§ Stated problem 1
Reproduce verbatim the part of the essay on the anniversary of a mother's death that opens with the words containing "I made the mistake" and closes with "for their birthdays.".
§ Stated problem 2
In the essay on the anniversary of a mother's death, which book did the writer read at a bookstore?
§ Stated problem 3
Extend the essay on the anniversary of a mother's death beyond its final sentence.

§ Text passage
The week around Martin Luther King's birthday is always a time for introspection and sentimental musings for me because there are several birthdays in the family this week and it is the anniversary of my mother's death 33 years ago.
I made the mistake of not coming to terms with the loss of my mother at the time it happened. Instead, I buried my grief for years. I couldn't even talk about her or my childhood, even though I had a long, happy childhood and loving memories of her, for more than 15 years. Our oldest son Jon, and my daughter Lara also have birthdays that coincide with the anniversary, and I felt that I had to be at least reasonably cheerful for their birthdays.
Fortunately, some friends helped me talk through my feelings, and I came across the book, Motherless Daughters at a bookstore. I didn't have the money to buy it at the time, so I read and cried through it at the store. That was when I realized that it was all right to miss my mother (I still do), and I can honor her memory by the way I choose to live my life. Healing finally came when our sweet granddaughter Alicia Maree was born six years ago on that same date. I felt my mother's spirit when I held that precious newborn, and it gave me a sense of the circle of life.
I spent part of the long weekend sorting through old family pictures, looking at images of the family as they were growing up and wondering where the time went. My problem is that I am hopelessly sentimental and have SO MANY pictures (boxes of them, to be honest) that I get overwhelmed trying to sort through them. I start organizing them, then end up putting the pictures back because I run out of time. And they sit for several more months before I get brave enough to try again. This time I left the boxes in the living room to motivate me to go through them sooner rather than later. Notice that I don't say HOW soon that will be? David and I were joking about my problem, and I told him the good news is that I don't have any more film to develop and I will never get duplicate photos again. Thank goodness for digital cameras!

§ Record list
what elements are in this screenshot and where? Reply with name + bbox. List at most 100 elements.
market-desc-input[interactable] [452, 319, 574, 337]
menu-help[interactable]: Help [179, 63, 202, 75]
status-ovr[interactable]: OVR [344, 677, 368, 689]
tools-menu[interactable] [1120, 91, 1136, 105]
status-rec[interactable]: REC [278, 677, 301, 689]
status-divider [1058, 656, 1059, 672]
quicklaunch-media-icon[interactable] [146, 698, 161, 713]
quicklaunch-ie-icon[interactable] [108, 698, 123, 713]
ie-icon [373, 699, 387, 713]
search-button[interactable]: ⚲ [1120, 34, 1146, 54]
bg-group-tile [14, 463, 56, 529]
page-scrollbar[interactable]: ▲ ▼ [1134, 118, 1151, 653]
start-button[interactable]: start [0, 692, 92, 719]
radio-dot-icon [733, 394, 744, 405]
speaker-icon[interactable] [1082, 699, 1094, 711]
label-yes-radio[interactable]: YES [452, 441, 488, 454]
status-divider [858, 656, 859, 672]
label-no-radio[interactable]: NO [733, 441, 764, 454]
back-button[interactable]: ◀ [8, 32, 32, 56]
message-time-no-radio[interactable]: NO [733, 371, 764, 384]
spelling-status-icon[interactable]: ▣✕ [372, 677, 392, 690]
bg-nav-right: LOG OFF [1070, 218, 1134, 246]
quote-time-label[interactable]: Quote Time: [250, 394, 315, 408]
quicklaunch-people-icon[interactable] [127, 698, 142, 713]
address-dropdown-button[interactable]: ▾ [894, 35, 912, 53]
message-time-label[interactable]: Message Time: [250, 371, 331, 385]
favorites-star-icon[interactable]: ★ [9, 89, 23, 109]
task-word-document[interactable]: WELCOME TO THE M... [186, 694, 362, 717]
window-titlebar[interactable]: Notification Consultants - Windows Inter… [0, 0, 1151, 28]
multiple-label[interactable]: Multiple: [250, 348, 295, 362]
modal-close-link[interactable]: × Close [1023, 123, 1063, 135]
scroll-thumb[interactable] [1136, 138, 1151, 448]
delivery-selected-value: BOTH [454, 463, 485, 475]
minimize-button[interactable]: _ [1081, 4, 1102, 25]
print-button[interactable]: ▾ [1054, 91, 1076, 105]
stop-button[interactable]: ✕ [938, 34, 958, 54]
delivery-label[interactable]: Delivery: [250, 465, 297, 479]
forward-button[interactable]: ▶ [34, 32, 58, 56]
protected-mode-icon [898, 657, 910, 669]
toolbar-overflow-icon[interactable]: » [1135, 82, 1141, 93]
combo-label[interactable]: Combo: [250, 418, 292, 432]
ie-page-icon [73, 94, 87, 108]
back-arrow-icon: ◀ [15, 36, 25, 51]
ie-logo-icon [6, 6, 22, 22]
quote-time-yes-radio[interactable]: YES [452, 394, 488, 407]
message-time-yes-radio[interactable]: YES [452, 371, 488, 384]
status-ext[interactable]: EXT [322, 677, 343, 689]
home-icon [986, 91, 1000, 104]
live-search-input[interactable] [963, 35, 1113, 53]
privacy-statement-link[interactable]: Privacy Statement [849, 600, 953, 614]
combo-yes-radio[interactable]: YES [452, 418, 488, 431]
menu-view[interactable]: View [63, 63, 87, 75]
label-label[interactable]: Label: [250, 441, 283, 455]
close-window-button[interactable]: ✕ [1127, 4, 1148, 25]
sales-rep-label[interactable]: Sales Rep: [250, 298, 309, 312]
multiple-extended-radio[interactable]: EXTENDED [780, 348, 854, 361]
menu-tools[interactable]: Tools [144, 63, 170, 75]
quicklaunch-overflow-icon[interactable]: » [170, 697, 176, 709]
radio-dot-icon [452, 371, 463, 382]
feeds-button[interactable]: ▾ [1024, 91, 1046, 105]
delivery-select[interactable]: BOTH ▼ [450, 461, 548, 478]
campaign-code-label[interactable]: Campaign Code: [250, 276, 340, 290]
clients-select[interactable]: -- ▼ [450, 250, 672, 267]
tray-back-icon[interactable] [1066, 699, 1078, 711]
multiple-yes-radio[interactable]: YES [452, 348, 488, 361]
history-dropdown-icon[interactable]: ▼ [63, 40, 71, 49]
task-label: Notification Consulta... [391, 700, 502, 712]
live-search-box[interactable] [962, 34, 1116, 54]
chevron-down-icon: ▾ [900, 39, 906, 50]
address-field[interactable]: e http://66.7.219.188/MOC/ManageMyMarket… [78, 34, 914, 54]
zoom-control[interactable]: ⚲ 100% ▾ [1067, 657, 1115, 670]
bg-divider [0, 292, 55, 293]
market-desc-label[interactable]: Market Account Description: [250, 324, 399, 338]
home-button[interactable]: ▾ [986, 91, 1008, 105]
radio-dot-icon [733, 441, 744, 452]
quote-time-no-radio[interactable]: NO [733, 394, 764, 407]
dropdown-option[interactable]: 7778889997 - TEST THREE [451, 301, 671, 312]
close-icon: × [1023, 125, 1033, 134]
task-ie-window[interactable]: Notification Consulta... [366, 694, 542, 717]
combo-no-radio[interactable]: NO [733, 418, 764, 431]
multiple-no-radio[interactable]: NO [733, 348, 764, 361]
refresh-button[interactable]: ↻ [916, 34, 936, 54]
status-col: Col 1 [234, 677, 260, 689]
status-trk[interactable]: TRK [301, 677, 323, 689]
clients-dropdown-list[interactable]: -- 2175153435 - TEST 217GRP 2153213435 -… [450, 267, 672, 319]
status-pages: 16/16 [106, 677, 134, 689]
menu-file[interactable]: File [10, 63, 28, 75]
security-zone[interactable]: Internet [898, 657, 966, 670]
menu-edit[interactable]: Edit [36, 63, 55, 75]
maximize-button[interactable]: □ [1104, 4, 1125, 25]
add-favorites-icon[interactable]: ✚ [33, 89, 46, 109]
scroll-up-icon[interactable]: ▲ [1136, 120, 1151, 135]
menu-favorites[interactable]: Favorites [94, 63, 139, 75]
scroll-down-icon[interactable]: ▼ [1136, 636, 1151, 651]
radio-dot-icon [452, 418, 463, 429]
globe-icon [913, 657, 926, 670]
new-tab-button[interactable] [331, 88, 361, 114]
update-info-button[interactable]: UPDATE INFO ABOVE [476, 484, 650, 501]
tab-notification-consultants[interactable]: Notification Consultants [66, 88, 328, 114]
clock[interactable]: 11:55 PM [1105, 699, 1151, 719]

§ Task answer 1
I made the mistake of not coming to terms with the loss of my mother at the time it happened. Instead, I buried my grief for years. I couldn't even talk about her or my childhood, even though I had a long, happy childhood and loving memories of her, for more than 15 years. Our oldest son Jon, and my daughter Lara also have birthdays that coincide with the anniversary, and I felt that I had to be at least reasonably cheerful for their birthdays.

§ Task answer 2
Motherless Daughters.

§ Task answer 3
I've been working on writing a series of stories about service for the magazine, and have also been watching the developments in Haiti; my heart goes out to those who are suffering such unimaginable pain and to those who are there trying to help them. It restores my faith in mankind to see such outpouring of love and help from around the world. I am also grateful for the opportunity to contribute to the Church's efforts to help.
It seems appropriate to consider Martin Luther King Jr.'s words on the subject: "Agape is understanding, creative, redemptive goodwill toward all men. Agape is an overflowing love, which seeks nothing in return. Theologians would say that it is the love of God operating in the human heart. When you rise to love on this level, you love all men not because you like them, not because their ways appeal to you, but you love them because God loves them."
Or, as King Benjamin taught his people in the Book of Mormon: "When you are in the service of your fellow beings ye are only in the service of your God." (Book of Mormon, Mosiah 2:17)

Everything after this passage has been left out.